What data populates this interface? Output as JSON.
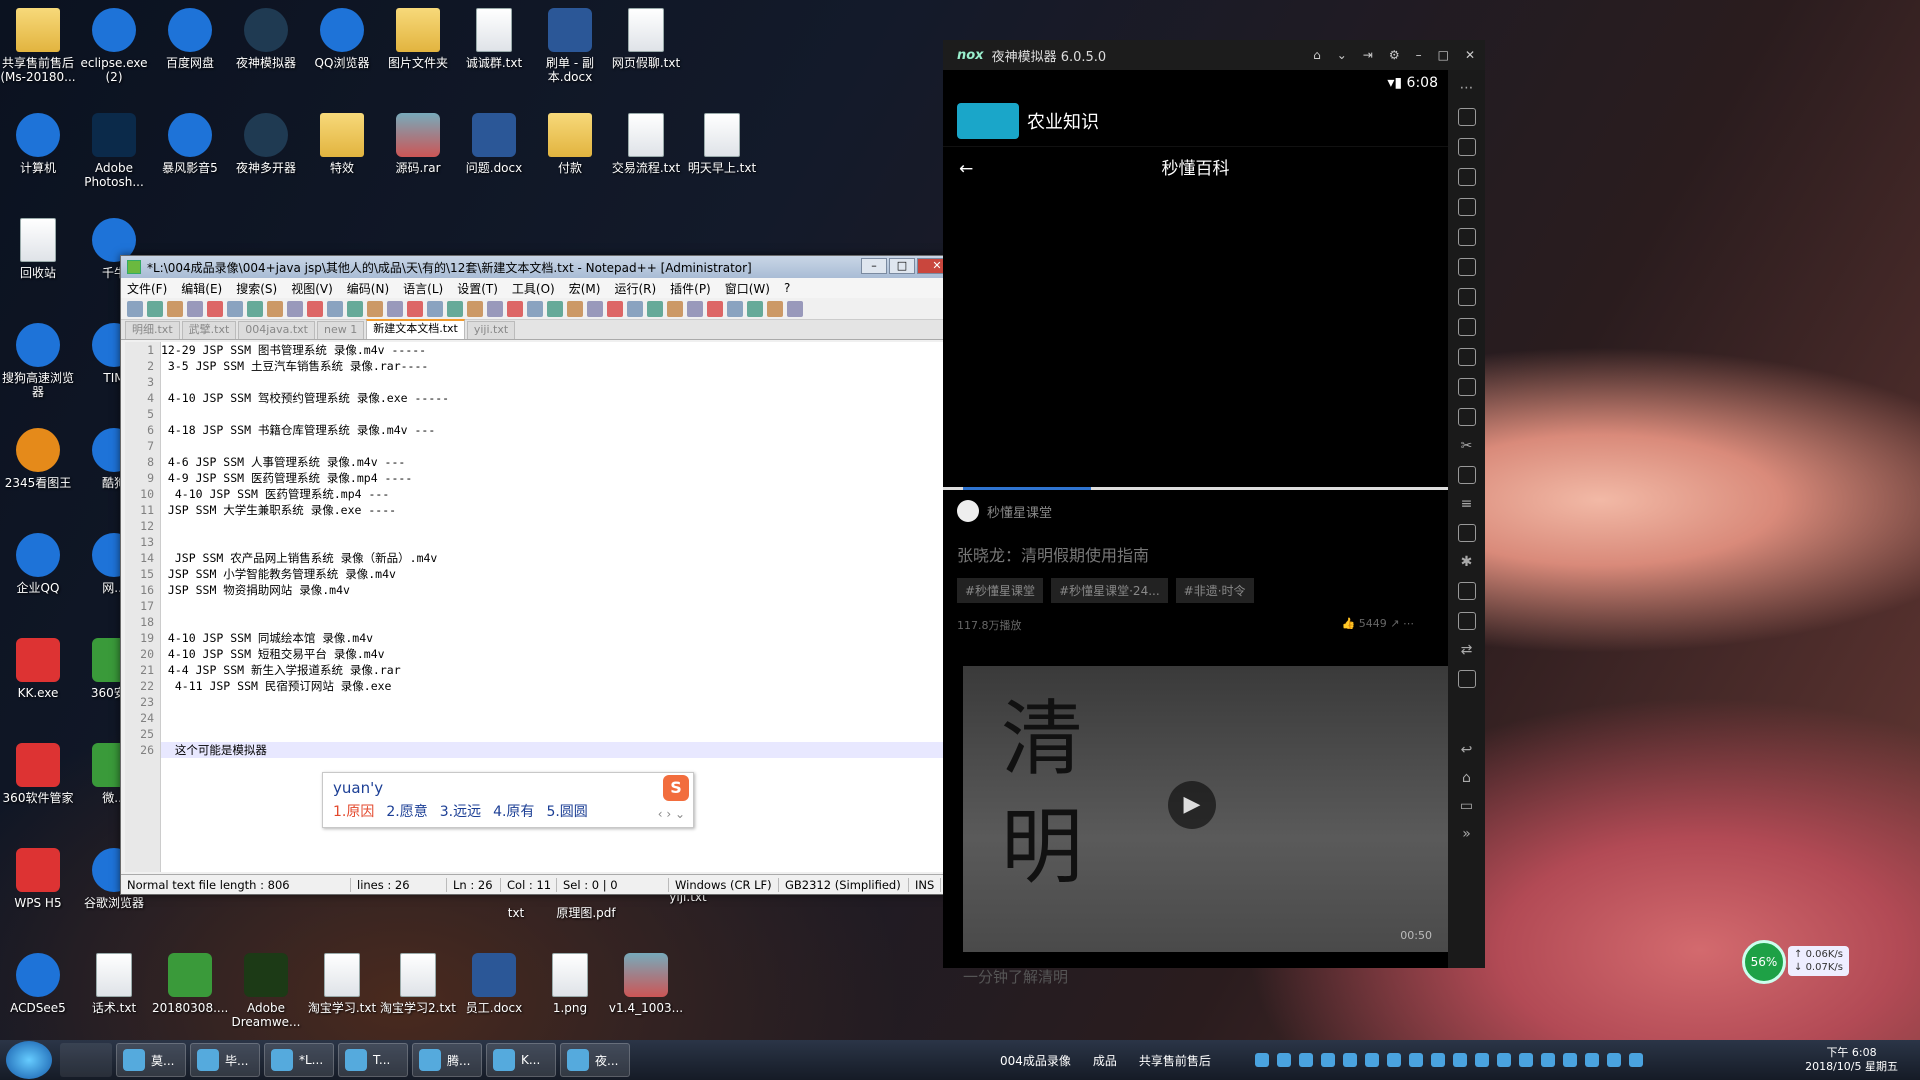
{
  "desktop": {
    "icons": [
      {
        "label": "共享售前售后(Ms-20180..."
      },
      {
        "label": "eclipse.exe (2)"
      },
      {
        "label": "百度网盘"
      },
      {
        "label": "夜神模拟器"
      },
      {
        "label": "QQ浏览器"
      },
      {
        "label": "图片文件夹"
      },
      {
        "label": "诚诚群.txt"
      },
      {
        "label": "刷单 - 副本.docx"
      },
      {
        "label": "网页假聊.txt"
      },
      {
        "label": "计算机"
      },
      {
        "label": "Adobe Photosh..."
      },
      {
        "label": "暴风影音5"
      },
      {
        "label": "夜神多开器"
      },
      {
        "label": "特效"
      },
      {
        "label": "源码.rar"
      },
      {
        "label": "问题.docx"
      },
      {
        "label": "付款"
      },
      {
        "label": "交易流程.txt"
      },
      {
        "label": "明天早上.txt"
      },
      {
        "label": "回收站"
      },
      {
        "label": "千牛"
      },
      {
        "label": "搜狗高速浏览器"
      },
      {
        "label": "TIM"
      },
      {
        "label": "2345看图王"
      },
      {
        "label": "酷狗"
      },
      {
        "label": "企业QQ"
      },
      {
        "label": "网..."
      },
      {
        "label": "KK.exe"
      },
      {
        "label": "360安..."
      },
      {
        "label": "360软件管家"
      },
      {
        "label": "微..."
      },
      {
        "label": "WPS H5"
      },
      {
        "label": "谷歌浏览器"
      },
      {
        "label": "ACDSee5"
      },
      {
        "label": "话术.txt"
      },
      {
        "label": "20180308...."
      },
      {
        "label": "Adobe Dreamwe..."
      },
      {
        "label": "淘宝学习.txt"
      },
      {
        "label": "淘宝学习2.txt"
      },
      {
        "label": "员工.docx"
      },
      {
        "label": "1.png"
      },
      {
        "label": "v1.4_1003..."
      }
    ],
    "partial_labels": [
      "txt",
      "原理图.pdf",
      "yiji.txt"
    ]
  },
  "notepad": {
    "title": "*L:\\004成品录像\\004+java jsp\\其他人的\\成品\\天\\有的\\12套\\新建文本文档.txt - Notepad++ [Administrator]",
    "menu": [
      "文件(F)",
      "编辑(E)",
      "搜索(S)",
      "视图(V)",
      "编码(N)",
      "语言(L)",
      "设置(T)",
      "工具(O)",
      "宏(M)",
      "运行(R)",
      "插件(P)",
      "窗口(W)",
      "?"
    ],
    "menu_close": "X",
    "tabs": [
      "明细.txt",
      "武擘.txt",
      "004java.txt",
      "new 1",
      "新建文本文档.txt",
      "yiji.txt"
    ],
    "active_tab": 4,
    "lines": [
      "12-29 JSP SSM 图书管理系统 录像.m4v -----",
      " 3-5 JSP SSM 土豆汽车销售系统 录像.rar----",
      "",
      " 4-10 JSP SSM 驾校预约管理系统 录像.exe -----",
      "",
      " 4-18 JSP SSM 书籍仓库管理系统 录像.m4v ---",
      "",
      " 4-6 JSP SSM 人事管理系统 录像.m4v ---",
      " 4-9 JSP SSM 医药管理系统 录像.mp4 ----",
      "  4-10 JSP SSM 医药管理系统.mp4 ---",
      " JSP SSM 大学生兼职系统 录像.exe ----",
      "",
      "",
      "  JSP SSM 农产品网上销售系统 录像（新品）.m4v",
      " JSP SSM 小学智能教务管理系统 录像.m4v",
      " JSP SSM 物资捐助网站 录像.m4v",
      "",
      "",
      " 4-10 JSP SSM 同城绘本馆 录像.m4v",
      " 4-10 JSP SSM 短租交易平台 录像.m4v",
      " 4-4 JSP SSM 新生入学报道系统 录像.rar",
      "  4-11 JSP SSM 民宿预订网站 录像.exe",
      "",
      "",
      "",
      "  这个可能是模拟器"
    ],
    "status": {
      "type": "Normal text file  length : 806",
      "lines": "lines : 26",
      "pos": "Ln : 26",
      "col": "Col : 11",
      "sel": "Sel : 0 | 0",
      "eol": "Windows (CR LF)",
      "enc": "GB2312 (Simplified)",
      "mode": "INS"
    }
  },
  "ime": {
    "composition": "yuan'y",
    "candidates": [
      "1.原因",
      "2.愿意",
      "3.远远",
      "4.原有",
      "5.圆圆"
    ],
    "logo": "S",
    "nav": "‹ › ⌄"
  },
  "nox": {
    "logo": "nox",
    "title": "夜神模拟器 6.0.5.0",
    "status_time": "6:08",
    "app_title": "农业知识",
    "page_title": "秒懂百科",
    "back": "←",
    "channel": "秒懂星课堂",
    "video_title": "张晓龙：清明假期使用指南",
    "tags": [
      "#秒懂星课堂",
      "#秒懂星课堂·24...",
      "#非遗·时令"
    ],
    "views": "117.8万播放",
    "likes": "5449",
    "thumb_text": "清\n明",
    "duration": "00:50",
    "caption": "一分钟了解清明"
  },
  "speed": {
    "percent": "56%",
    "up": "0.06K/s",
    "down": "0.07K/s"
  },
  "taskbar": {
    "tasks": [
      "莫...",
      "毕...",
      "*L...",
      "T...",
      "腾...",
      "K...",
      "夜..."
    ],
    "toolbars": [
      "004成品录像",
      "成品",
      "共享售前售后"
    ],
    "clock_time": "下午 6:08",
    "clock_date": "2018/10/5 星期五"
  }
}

• _AIM_: Find how many lines of the entries contain "Adobe". Respond with the number only.

• _CORRECT RESPONSE_: 2